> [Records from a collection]
____
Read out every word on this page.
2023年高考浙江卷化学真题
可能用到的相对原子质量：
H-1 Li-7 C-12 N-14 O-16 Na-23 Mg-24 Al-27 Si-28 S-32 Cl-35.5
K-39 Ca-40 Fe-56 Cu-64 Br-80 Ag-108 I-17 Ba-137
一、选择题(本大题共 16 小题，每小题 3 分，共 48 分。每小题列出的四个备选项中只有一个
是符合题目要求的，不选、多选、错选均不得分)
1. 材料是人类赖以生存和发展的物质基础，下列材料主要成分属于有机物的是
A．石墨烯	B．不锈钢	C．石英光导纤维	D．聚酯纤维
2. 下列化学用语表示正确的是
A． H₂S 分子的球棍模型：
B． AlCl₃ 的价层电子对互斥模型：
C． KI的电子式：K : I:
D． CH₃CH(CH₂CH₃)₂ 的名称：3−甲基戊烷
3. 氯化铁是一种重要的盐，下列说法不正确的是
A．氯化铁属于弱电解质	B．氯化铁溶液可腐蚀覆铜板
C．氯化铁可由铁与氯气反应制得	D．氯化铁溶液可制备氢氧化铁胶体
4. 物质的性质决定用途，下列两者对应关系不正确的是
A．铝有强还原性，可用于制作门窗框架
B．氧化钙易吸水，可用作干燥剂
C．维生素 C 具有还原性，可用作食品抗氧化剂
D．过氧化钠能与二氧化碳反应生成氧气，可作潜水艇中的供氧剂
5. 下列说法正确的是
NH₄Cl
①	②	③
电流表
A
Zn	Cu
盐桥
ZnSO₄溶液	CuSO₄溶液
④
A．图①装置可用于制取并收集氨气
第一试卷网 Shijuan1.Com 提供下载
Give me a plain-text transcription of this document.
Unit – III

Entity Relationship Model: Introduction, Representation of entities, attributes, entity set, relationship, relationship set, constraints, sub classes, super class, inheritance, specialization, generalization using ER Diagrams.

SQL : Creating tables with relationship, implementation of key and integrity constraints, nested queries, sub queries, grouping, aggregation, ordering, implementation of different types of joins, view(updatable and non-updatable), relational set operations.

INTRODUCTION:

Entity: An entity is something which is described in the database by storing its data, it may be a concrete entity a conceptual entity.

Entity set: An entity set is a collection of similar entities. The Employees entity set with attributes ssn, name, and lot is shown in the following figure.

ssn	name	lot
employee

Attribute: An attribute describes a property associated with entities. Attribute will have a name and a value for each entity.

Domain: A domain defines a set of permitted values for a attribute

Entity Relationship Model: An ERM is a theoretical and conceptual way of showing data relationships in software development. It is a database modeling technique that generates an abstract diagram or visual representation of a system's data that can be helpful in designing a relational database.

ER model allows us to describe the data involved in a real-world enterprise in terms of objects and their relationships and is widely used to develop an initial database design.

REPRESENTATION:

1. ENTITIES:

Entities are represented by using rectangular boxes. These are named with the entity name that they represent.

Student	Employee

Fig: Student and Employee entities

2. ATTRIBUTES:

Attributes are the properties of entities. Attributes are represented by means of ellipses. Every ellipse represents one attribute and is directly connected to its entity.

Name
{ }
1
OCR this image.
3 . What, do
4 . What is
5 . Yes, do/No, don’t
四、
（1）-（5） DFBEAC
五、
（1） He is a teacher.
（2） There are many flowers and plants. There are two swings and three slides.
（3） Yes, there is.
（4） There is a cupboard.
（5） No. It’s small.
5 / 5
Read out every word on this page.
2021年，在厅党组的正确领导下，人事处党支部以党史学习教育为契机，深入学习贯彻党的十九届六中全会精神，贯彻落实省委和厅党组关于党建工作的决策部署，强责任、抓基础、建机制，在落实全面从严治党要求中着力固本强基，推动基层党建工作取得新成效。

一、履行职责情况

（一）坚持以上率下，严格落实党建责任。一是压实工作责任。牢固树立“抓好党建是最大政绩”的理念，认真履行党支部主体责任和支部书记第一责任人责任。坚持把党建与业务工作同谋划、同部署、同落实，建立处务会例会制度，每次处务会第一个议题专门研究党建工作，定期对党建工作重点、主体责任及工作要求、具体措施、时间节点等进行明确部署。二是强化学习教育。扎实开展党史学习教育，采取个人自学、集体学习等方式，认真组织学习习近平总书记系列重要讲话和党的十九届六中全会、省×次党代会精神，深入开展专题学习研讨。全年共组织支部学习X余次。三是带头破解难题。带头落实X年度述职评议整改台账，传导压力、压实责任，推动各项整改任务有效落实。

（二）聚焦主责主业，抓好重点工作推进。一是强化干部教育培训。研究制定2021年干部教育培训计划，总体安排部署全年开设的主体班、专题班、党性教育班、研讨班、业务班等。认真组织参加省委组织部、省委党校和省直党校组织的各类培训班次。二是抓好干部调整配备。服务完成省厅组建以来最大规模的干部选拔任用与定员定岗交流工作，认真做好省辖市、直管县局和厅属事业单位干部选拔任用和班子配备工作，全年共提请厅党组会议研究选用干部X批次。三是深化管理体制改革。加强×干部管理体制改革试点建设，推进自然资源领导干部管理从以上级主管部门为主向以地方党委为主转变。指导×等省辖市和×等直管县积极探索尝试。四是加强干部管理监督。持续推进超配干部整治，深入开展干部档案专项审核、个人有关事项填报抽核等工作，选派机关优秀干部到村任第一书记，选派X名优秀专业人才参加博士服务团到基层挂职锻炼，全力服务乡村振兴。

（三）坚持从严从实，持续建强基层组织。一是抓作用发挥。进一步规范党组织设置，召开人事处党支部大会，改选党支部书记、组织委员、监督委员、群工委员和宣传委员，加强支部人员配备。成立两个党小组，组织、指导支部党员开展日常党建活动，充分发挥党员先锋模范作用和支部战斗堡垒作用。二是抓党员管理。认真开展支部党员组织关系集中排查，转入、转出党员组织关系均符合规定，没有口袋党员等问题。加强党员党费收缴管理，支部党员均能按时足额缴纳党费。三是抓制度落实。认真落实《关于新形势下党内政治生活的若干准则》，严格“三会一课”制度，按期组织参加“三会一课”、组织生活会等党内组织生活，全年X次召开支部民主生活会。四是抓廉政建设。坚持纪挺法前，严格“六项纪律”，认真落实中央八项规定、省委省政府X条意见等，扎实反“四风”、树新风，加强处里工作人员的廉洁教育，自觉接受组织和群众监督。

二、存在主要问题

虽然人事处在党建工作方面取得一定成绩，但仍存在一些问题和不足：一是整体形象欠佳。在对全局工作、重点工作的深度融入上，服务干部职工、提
____
> [Required task] Write out every entry word for word.

> [Full output]
Read out every word on this page.
2023年高考浙江卷化学真题
可能用到的相对原子质量：
H-1 Li-7 C-12 N-14 O-16 Na-23 Mg-24 Al-27 Si-28 S-32 Cl-35.5
K-39 Ca-40 Fe-56 Cu-64 Br-80 Ag-108 I-17 Ba-137
一、选择题(本大题共 16 小题，每小题 3 分，共 48 分。每小题列出的四个备选项中只有一个
是符合题目要求的，不选、多选、错选均不得分)
1. 材料是人类赖以生存和发展的物质基础，下列材料主要成分属于有机物的是
A．石墨烯	B．不锈钢	C．石英光导纤维	D．聚酯纤维
2. 下列化学用语表示正确的是
A． H₂S 分子的球棍模型：
B． AlCl₃ 的价层电子对互斥模型：
C． KI的电子式：K : I:
D． CH₃CH(CH₂CH₃)₂ 的名称：3−甲基戊烷
3. 氯化铁是一种重要的盐，下列说法不正确的是
A．氯化铁属于弱电解质	B．氯化铁溶液可腐蚀覆铜板
C．氯化铁可由铁与氯气反应制得	D．氯化铁溶液可制备氢氧化铁胶体
4. 物质的性质决定用途，下列两者对应关系不正确的是
A．铝有强还原性，可用于制作门窗框架
B．氧化钙易吸水，可用作干燥剂
C．维生素 C 具有还原性，可用作食品抗氧化剂
D．过氧化钠能与二氧化碳反应生成氧气，可作潜水艇中的供氧剂
5. 下列说法正确的是
NH₄Cl
①	②	③
电流表
A
Zn	Cu
盐桥
ZnSO₄溶液	CuSO₄溶液
④
A．图①装置可用于制取并收集氨气
第一试卷网 Shijuan1.Com 提供下载
Give me a plain-text transcription of this document.
Unit – III

Entity Relationship Model: Introduction, Representation of entities, attributes, entity set, relationship, relationship set, constraints, sub classes, super class, inheritance, specialization, generalization using ER Diagrams.

SQL : Creating tables with relationship, implementation of key and integrity constraints, nested queries, sub queries, grouping, aggregation, ordering, implementation of different types of joins, view(updatable and non-updatable), relational set operations.

INTRODUCTION:

Entity: An entity is something which is described in the database by storing its data, it may be a concrete entity a conceptual entity.

Entity set: An entity set is a collection of similar entities. The Employees entity set with attributes ssn, name, and lot is shown in the following figure.

ssn	name	lot
employee

Attribute: An attribute describes a property associated with entities. Attribute will have a name and a value for each entity.

Domain: A domain defines a set of permitted values for a attribute

Entity Relationship Model: An ERM is a theoretical and conceptual way of showing data relationships in software development. It is a database modeling technique that generates an abstract diagram or visual representation of a system's data that can be helpful in designing a relational database.

ER model allows us to describe the data involved in a real-world enterprise in terms of objects and their relationships and is widely used to develop an initial database design.

REPRESENTATION:

1. ENTITIES:

Entities are represented by using rectangular boxes. These are named with the entity name that they represent.

Student	Employee

Fig: Student and Employee entities

2. ATTRIBUTES:

Attributes are the properties of entities. Attributes are represented by means of ellipses. Every ellipse represents one attribute and is directly connected to its entity.

Name
{ }
1
OCR this image.
3 . What, do
4 . What is
5 . Yes, do/No, don’t
四、
（1）-（5） DFBEAC
五、
（1） He is a teacher.
（2） There are many flowers and plants. There are two swings and three slides.
（3） Yes, there is.
（4） There is a cupboard.
（5） No. It’s small.
5 / 5
Read out every word on this page.
2021年，在厅党组的正确领导下，人事处党支部以党史学习教育为契机，深入学习贯彻党的十九届六中全会精神，贯彻落实省委和厅党组关于党建工作的决策部署，强责任、抓基础、建机制，在落实全面从严治党要求中着力固本强基，推动基层党建工作取得新成效。

一、履行职责情况

（一）坚持以上率下，严格落实党建责任。一是压实工作责任。牢固树立“抓好党建是最大政绩”的理念，认真履行党支部主体责任和支部书记第一责任人责任。坚持把党建与业务工作同谋划、同部署、同落实，建立处务会例会制度，每次处务会第一个议题专门研究党建工作，定期对党建工作重点、主体责任及工作要求、具体措施、时间节点等进行明确部署。二是强化学习教育。扎实开展党史学习教育，采取个人自学、集体学习等方式，认真组织学习习近平总书记系列重要讲话和党的十九届六中全会、省×次党代会精神，深入开展专题学习研讨。全年共组织支部学习X余次。三是带头破解难题。带头落实X年度述职评议整改台账，传导压力、压实责任，推动各项整改任务有效落实。

（二）聚焦主责主业，抓好重点工作推进。一是强化干部教育培训。研究制定2021年干部教育培训计划，总体安排部署全年开设的主体班、专题班、党性教育班、研讨班、业务班等。认真组织参加省委组织部、省委党校和省直党校组织的各类培训班次。二是抓好干部调整配备。服务完成省厅组建以来最大规模的干部选拔任用与定员定岗交流工作，认真做好省辖市、直管县局和厅属事业单位干部选拔任用和班子配备工作，全年共提请厅党组会议研究选用干部X批次。三是深化管理体制改革。加强×干部管理体制改革试点建设，推进自然资源领导干部管理从以上级主管部门为主向以地方党委为主转变。指导×等省辖市和×等直管县积极探索尝试。四是加强干部管理监督。持续推进超配干部整治，深入开展干部档案专项审核、个人有关事项填报抽核等工作，选派机关优秀干部到村任第一书记，选派X名优秀专业人才参加博士服务团到基层挂职锻炼，全力服务乡村振兴。

（三）坚持从严从实，持续建强基层组织。一是抓作用发挥。进一步规范党组织设置，召开人事处党支部大会，改选党支部书记、组织委员、监督委员、群工委员和宣传委员，加强支部人员配备。成立两个党小组，组织、指导支部党员开展日常党建活动，充分发挥党员先锋模范作用和支部战斗堡垒作用。二是抓党员管理。认真开展支部党员组织关系集中排查，转入、转出党员组织关系均符合规定，没有口袋党员等问题。加强党员党费收缴管理，支部党员均能按时足额缴纳党费。三是抓制度落实。认真落实《关于新形势下党内政治生活的若干准则》，严格“三会一课”制度，按期组织参加“三会一课”、组织生活会等党内组织生活，全年X次召开支部民主生活会。四是抓廉政建设。坚持纪挺法前，严格“六项纪律”，认真落实中央八项规定、省委省政府X条意见等，扎实反“四风”、树新风，加强处里工作人员的廉洁教育，自觉接受组织和群众监督。

二、存在主要问题

虽然人事处在党建工作方面取得一定成绩，但仍存在一些问题和不足：一是整体形象欠佳。在对全局工作、重点工作的深度融入上，服务干部职工、提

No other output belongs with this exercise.